Exercise details: The entries that follow should be written out exactly.

* start Materials provided *

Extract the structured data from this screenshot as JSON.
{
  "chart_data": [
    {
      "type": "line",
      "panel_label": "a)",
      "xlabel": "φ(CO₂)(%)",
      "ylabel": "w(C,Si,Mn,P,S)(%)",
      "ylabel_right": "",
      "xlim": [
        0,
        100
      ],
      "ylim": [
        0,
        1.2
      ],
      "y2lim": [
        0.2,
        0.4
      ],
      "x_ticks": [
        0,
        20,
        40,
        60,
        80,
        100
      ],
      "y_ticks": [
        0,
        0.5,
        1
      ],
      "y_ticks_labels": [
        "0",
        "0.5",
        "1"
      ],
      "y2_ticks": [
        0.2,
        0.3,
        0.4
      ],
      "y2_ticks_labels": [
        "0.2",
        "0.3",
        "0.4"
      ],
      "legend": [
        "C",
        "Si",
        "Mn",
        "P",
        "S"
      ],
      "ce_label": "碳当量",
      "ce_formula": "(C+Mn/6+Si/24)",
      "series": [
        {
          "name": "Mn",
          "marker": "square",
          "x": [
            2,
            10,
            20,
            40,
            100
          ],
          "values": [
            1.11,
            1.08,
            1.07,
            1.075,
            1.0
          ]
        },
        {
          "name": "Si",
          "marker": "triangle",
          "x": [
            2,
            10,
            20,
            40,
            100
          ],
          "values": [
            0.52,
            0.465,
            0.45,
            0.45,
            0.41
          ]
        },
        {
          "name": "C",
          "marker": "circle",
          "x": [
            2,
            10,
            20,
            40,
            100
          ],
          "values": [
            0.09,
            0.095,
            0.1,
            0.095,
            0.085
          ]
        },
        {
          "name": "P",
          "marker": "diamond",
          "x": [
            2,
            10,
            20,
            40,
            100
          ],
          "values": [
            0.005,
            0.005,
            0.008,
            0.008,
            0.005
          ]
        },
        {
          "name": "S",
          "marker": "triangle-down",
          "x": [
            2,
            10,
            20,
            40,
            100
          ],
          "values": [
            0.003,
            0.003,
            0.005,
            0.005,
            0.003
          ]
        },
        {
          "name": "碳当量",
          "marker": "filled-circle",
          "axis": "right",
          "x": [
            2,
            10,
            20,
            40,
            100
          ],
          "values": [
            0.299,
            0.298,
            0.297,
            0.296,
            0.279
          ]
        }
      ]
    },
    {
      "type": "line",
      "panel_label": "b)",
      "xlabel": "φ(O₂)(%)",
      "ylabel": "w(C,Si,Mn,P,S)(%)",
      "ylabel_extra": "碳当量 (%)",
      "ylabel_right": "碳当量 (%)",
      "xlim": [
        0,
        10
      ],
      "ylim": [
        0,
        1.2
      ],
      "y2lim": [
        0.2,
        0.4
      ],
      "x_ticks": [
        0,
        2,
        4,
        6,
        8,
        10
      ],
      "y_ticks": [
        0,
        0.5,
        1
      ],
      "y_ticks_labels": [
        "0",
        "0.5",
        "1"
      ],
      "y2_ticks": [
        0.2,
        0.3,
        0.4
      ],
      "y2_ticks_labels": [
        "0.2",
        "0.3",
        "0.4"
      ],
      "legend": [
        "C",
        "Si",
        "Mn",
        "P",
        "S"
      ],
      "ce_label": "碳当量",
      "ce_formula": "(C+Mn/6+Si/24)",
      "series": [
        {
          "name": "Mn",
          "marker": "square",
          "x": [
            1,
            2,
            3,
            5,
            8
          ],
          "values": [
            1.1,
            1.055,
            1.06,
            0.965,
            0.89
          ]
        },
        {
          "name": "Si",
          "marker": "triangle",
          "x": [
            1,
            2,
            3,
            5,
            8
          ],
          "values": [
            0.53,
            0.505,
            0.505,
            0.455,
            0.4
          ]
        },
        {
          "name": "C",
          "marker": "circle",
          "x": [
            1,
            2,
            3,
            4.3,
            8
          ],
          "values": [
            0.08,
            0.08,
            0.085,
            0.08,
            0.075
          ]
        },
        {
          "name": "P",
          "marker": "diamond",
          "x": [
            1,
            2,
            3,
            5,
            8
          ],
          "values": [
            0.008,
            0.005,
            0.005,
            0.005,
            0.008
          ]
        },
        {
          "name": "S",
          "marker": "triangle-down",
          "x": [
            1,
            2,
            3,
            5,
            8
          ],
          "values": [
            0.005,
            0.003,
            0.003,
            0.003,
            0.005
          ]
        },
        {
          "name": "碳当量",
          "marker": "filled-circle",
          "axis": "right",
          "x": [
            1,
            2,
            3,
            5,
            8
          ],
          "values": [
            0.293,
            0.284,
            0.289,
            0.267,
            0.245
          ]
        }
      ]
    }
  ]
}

* end Materials provided *

Finished task:
Extract the structured data from this screenshot as JSON.
{
  "chart_data": [
    {
      "type": "line",
      "panel_label": "a)",
      "xlabel": "φ(CO₂)(%)",
      "ylabel": "w(C,Si,Mn,P,S)(%)",
      "ylabel_right": "",
      "xlim": [
        0,
        100
      ],
      "ylim": [
        0,
        1.2
      ],
      "y2lim": [
        0.2,
        0.4
      ],
      "x_ticks": [
        0,
        20,
        40,
        60,
        80,
        100
      ],
      "y_ticks": [
        0,
        0.5,
        1
      ],
      "y_ticks_labels": [
        "0",
        "0.5",
        "1"
      ],
      "y2_ticks": [
        0.2,
        0.3,
        0.4
      ],
      "y2_ticks_labels": [
        "0.2",
        "0.3",
        "0.4"
      ],
      "legend": [
        "C",
        "Si",
        "Mn",
        "P",
        "S"
      ],
      "ce_label": "碳当量",
      "ce_formula": "(C+Mn/6+Si/24)",
      "series": [
        {
          "name": "Mn",
          "marker": "square",
          "x": [
            2,
            10,
            20,
            40,
            100
          ],
          "values": [
            1.11,
            1.08,
            1.07,
            1.075,
            1.0
          ]
        },
        {
          "name": "Si",
          "marker": "triangle",
          "x": [
            2,
            10,
            20,
            40,
            100
          ],
          "values": [
            0.52,
            0.465,
            0.45,
            0.45,
            0.41
          ]
        },
        {
          "name": "C",
          "marker": "circle",
          "x": [
            2,
            10,
            20,
            40,
            100
          ],
          "values": [
            0.09,
            0.095,
            0.1,
            0.095,
            0.085
          ]
        },
        {
          "name": "P",
          "marker": "diamond",
          "x": [
            2,
            10,
            20,
            40,
            100
          ],
          "values": [
            0.005,
            0.005,
            0.008,
            0.008,
            0.005
          ]
        },
        {
          "name": "S",
          "marker": "triangle-down",
          "x": [
            2,
            10,
            20,
            40,
            100
          ],
          "values": [
            0.003,
            0.003,
            0.005,
            0.005,
            0.003
          ]
        },
        {
          "name": "碳当量",
          "marker": "filled-circle",
          "axis": "right",
          "x": [
            2,
            10,
            20,
            40,
            100
          ],
          "values": [
            0.299,
            0.298,
            0.297,
            0.296,
            0.279
          ]
        }
      ]
    },
    {
      "type": "line",
      "panel_label": "b)",
      "xlabel": "φ(O₂)(%)",
      "ylabel": "w(C,Si,Mn,P,S)(%)",
      "ylabel_extra": "碳当量 (%)",
      "ylabel_right": "碳当量 (%)",
      "xlim": [
        0,
        10
      ],
      "ylim": [
        0,
        1.2
      ],
      "y2lim": [
        0.2,
        0.4
      ],
      "x_ticks": [
        0,
        2,
        4,
        6,
        8,
        10
      ],
      "y_ticks": [
        0,
        0.5,
        1
      ],
      "y_ticks_labels": [
        "0",
        "0.5",
        "1"
      ],
      "y2_ticks": [
        0.2,
        0.3,
        0.4
      ],
      "y2_ticks_labels": [
        "0.2",
        "0.3",
        "0.4"
      ],
      "legend": [
        "C",
        "Si",
        "Mn",
        "P",
        "S"
      ],
      "ce_label": "碳当量",
      "ce_formula": "(C+Mn/6+Si/24)",
      "series": [
        {
          "name": "Mn",
          "marker": "square",
          "x": [
            1,
            2,
            3,
            5,
            8
          ],
          "values": [
            1.1,
            1.055,
            1.06,
            0.965,
            0.89
          ]
        },
        {
          "name": "Si",
          "marker": "triangle",
          "x": [
            1,
            2,
            3,
            5,
            8
          ],
          "values": [
            0.53,
            0.505,
            0.505,
            0.455,
            0.4
          ]
        },
        {
          "name": "C",
          "marker": "circle",
          "x": [
            1,
            2,
            3,
            4.3,
            8
          ],
          "values": [
            0.08,
            0.08,
            0.085,
            0.08,
            0.075
          ]
        },
        {
          "name": "P",
          "marker": "diamond",
          "x": [
            1,
            2,
            3,
            5,
            8
          ],
          "values": [
            0.008,
            0.005,
            0.005,
            0.005,
            0.008
          ]
        },
        {
          "name": "S",
          "marker": "triangle-down",
          "x": [
            1,
            2,
            3,
            5,
            8
          ],
          "values": [
            0.005,
            0.003,
            0.003,
            0.003,
            0.005
          ]
        },
        {
          "name": "碳当量",
          "marker": "filled-circle",
          "axis": "right",
          "x": [
            1,
            2,
            3,
            5,
            8
          ],
          "values": [
            0.293,
            0.284,
            0.289,
            0.267,
            0.245
          ]
        }
      ]
    }
  ]
}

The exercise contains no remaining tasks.